▶ **Selected passage**:
____________________

Amazon Simple Storage Service Outage - Some Learnings

February 16, 2008 – 7:42 am

Amazon’s Simple Storage Service (S3) experienced an outage earlier today, which affected KnowledgeTreeLive and its users. The outage was quite widely reported

KnowledgeTreeLive is in beta and so this was a great way to learn about our contingency planning, both from a technology perspective but also process and communication.

The pundits appear to be pointing to major holes in the cloud computing model which I think is somewhat exaggerating the impact and significance of today. All systems have issues, and this is not entirely unexpected. To provide some context here, we recently experienced outages with our (expensive) hosting provider, RackSpace, who are supposed to be best in the business (and we were by no means the only parties affected). Amazon has had a really great track-record of keeping S3 up and running for the last few years (over 99.993% of the time) and one or two small, isolated outages are acceptable and indeed, expected.

There are however some learnings suggested by others that I do hope Amazon will take to heart.

____________________

▶ **Stored data**:

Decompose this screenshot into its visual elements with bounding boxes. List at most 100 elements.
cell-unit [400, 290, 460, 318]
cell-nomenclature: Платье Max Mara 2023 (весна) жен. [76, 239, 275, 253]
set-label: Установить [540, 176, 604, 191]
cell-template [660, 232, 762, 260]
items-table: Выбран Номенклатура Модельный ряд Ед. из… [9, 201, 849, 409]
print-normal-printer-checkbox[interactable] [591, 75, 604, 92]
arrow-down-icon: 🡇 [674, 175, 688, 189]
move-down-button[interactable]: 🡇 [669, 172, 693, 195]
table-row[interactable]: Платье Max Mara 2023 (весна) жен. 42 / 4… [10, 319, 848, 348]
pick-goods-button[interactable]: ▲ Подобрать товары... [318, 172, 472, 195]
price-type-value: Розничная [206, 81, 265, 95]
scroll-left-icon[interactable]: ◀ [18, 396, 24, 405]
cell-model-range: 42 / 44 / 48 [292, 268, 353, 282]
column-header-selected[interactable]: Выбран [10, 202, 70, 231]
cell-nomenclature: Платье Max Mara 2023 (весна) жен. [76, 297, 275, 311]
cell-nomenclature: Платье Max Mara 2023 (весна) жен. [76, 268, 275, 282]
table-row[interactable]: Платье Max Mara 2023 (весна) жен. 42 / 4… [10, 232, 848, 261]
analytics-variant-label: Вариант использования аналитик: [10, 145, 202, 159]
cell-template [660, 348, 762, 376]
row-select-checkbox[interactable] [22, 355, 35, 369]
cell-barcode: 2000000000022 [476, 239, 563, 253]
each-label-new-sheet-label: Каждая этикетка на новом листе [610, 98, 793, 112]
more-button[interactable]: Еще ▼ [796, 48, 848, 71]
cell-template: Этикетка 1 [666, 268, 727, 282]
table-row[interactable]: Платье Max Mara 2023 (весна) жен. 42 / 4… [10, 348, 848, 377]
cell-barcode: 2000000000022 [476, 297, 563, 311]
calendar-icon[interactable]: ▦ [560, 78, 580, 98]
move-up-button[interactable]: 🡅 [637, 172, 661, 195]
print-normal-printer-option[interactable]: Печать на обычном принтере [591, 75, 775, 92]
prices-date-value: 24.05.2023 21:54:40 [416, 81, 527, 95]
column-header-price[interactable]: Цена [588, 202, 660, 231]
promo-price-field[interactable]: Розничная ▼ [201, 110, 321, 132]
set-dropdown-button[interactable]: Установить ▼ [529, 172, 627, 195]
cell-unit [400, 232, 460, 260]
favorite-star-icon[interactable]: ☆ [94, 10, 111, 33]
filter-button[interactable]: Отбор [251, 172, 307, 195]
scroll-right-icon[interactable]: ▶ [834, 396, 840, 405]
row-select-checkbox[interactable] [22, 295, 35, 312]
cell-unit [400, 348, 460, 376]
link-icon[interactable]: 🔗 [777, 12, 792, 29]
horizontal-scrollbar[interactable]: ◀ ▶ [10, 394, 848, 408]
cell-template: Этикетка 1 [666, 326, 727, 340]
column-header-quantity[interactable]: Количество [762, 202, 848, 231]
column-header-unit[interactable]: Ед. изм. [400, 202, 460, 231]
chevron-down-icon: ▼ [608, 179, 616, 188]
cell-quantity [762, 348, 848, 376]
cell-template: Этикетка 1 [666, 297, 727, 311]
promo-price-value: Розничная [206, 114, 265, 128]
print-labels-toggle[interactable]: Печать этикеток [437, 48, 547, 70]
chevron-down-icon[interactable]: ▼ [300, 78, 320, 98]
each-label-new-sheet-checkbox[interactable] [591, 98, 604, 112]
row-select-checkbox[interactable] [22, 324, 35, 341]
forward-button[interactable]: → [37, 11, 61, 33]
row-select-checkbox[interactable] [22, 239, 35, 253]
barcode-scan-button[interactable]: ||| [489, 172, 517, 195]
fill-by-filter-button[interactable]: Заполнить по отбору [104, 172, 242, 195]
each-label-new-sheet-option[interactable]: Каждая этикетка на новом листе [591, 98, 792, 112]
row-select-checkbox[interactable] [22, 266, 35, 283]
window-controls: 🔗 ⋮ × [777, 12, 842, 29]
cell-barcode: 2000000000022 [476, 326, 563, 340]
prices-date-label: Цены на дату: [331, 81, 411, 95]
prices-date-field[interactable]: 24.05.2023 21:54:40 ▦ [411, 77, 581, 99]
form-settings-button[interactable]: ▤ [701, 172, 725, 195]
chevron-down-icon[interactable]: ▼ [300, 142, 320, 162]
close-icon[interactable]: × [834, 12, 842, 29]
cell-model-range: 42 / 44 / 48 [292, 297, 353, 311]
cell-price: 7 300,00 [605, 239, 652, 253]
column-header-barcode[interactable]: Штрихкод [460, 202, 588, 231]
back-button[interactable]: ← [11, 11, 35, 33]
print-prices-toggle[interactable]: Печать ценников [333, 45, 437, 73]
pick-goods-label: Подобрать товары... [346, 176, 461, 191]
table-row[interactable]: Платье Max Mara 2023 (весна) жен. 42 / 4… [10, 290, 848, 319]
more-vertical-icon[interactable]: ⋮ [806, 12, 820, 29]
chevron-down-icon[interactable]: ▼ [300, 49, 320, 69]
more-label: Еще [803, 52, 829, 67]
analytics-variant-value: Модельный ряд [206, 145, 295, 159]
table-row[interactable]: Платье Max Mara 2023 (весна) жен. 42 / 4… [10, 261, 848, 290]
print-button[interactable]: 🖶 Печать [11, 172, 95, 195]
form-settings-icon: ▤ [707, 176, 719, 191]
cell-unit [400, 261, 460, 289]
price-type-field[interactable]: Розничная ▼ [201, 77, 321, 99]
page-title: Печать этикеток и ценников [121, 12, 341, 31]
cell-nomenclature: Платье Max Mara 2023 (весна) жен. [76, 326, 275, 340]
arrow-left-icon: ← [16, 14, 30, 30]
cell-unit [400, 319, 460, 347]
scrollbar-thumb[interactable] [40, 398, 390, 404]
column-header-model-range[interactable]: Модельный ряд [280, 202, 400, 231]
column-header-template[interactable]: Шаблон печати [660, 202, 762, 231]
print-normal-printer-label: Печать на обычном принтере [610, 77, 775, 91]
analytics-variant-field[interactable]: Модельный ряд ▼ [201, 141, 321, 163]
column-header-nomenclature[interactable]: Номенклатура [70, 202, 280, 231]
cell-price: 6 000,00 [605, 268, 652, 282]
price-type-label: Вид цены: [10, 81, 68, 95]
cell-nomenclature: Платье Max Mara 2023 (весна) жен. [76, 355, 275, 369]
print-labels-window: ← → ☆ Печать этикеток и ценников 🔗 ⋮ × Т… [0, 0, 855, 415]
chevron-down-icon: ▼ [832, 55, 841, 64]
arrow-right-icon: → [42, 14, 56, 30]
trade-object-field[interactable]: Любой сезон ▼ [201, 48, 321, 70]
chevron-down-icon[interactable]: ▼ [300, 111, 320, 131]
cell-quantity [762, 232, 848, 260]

____________________

▶ **Questions**:
1) In the post on the Amazon S3 outage, rewrite the stretch from "February 16, 2008" through "process and communication.", changing "beta" to "early access".
2) Continue the post on the Amazon S3 outage from where it stops.

▶ **Answers per task**:
1)
February 16, 2008 – 7:42 am

Amazon’s Simple Storage Service (S3) experienced an outage earlier today, which affected KnowledgeTreeLive and its users. The outage was quite widely reported

KnowledgeTreeLive is in early access and so this was a great way to learn about our contingency planning, both from a technology perspective but also process and communication.

2)
This is all well and good but it is up to us companies who leverage cloud computing technologies to provide our customers with a innovative (and reasonably priced) services, to ensure that we engineer our systems appropriately to gracefully deal with these situations.

  What this outage meant for KnowledgeTreeLive users

  • During the period of the outage, all documents stored in Amazon S3 were safe and unaffected.
  • We experienced problems with the creation of new KnowledgeTreeLive accounts, particularly if you asked for demo data to be placed into your repository. Our support guys picked up on these pretty quickly and contacted the users affected by this.
  • Users weren’t able to upload new documents, not a great state but what we think is an appropriate behavior - we want users to be certain that their documents are stored safely in persistent storage.
  • Users weren’t able to download documents they had previously stored. This is certainly not an ideal situation and we’ll be investigating how we can implement a cache of documents within our cluster, probably utilizing the distributed filesystem between the various front-end web server appliances.
  • We couldn’t start up new Amazon Elastic Compute Cloud AMI’s and if we needed to due to a significant increase in load we would have had to take the entire system into maintenance mode. Maintenance Mode and other fail-safes are managed from outside of the Amazon cloud.

Some learnings for KnowledgeTreeLive 

  • We need to investigate a “Hot Cache” for documents uploaded to KnowledgeTreeLive, most likely leveraging a distributed filesystem running between our web server appliances. This will allow our customers to continue to have access to their documents during an S3 outage.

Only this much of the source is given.